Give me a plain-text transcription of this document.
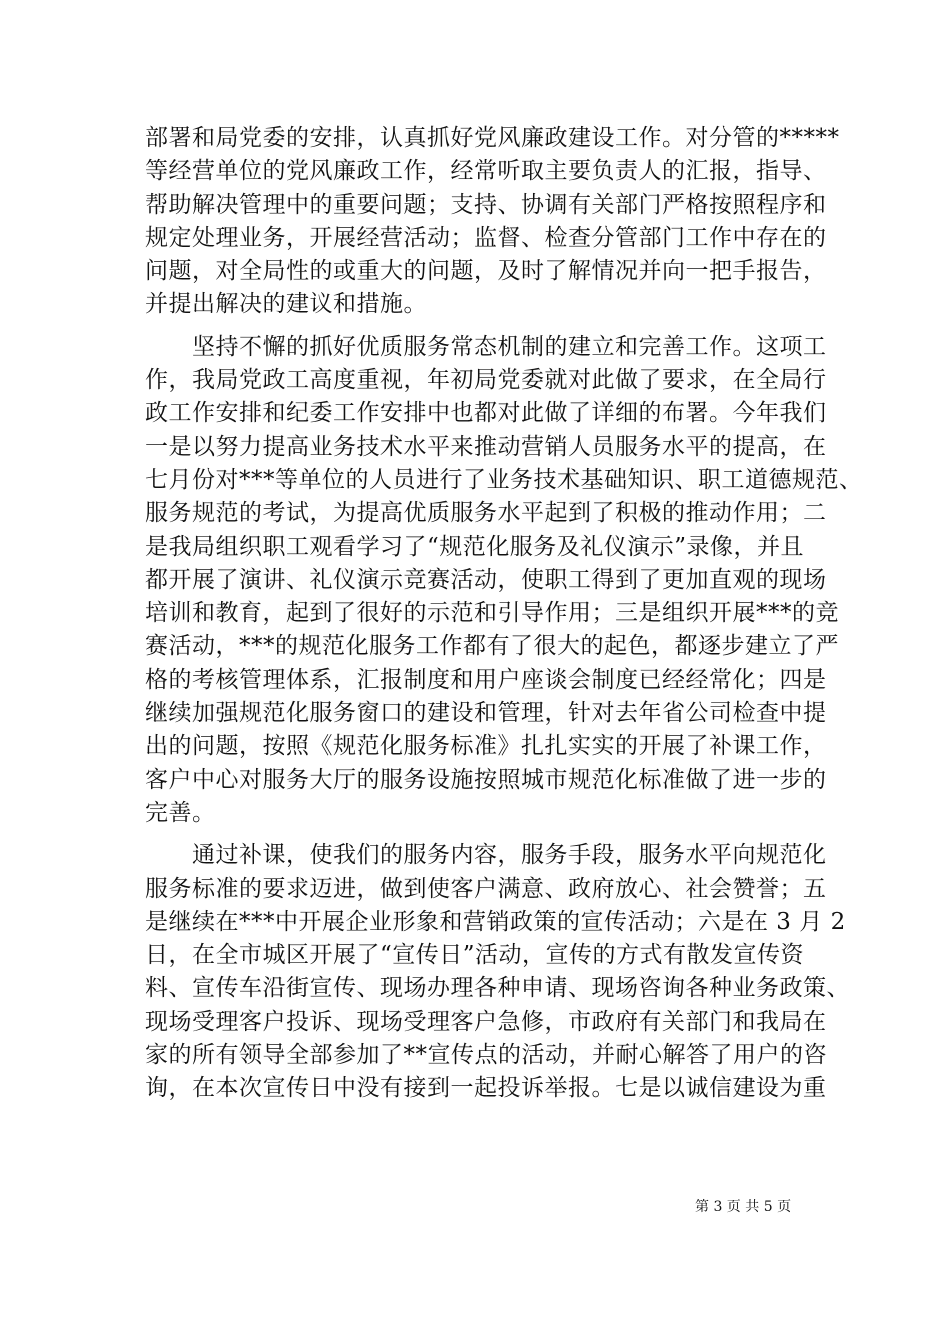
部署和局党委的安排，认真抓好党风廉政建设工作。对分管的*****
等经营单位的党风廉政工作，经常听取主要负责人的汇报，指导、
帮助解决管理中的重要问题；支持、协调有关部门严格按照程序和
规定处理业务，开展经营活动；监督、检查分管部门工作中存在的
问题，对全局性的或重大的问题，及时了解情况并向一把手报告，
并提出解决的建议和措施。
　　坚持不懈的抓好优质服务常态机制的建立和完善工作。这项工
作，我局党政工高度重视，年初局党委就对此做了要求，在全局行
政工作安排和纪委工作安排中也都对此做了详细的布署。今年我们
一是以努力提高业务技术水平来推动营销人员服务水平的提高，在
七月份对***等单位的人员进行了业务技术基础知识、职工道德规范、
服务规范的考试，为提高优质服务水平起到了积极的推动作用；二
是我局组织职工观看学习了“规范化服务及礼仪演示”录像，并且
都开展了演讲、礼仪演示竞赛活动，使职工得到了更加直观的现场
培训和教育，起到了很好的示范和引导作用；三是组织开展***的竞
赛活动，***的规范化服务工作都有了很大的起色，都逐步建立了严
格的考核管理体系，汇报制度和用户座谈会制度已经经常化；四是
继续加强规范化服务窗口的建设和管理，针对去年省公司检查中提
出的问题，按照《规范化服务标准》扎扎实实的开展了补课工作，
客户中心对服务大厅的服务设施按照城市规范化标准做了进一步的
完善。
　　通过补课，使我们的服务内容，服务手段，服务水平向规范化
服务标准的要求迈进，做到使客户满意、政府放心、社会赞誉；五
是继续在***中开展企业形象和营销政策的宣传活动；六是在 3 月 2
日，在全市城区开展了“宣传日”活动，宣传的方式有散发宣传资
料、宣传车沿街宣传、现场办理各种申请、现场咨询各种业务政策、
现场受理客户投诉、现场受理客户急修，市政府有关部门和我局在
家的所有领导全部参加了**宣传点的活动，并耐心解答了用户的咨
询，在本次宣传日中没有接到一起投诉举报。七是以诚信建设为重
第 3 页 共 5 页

————————

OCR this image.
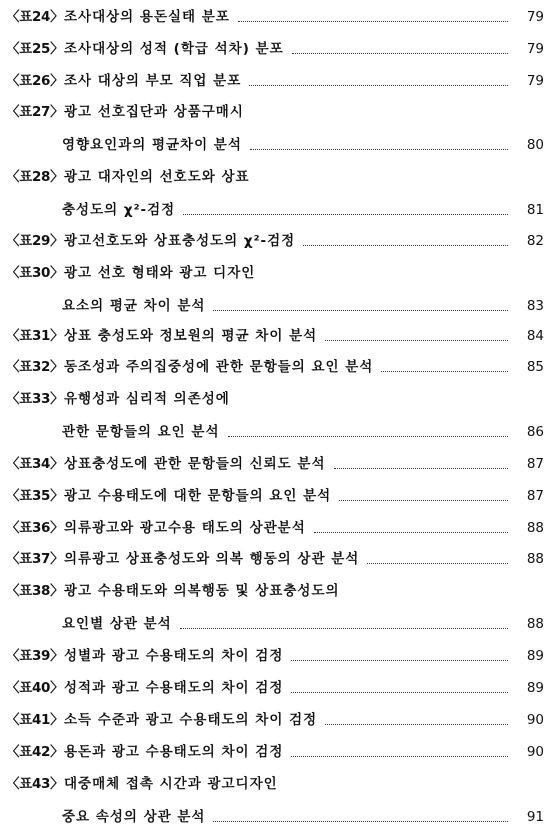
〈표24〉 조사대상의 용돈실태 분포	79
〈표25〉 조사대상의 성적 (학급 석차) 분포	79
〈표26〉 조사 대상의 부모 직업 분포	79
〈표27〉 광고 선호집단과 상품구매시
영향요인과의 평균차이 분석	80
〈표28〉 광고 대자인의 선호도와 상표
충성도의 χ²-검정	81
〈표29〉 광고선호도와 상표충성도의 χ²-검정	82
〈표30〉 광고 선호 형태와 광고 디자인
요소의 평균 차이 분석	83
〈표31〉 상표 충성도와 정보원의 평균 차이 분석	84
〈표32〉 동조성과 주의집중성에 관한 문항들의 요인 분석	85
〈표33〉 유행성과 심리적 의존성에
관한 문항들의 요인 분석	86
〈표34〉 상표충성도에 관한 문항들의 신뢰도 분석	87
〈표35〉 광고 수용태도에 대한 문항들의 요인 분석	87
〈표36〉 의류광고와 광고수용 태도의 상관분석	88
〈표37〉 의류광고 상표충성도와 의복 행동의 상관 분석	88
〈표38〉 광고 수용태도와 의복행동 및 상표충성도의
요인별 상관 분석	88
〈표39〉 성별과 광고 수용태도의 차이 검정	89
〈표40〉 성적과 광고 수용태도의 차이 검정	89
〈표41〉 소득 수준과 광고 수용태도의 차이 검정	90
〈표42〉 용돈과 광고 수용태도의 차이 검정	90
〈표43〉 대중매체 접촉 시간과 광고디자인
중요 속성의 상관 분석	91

————————

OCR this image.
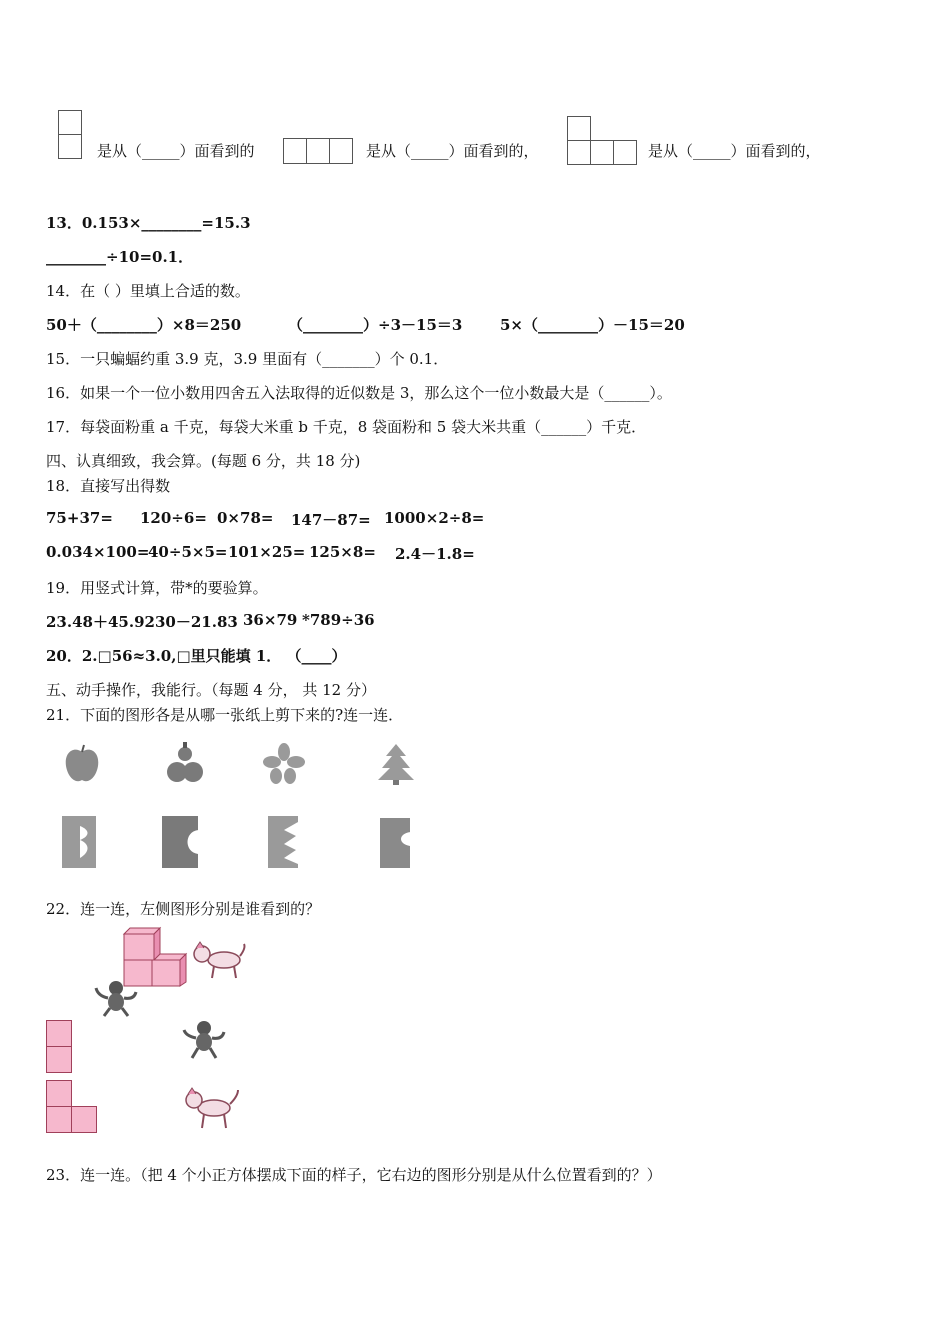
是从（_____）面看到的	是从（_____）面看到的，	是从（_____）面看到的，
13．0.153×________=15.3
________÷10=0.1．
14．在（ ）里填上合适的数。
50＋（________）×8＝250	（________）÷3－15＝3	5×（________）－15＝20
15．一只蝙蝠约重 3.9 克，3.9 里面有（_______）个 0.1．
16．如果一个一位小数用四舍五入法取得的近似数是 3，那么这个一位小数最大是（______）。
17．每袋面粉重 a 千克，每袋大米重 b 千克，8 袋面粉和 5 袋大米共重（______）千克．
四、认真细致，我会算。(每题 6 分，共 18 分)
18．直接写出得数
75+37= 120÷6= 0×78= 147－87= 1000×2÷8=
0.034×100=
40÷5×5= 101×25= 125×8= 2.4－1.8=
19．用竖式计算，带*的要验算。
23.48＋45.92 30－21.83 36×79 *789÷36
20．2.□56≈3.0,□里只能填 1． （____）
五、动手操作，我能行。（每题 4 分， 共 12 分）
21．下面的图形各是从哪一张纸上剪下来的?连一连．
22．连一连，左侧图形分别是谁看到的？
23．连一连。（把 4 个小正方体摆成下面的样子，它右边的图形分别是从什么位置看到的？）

————————

• Direction: Find each line holding the string "조사대상의" and copy it out.

• Response to the task:
〈표24〉 조사대상의 용돈실태 분포	79
〈표25〉 조사대상의 성적 (학급 석차) 분포	79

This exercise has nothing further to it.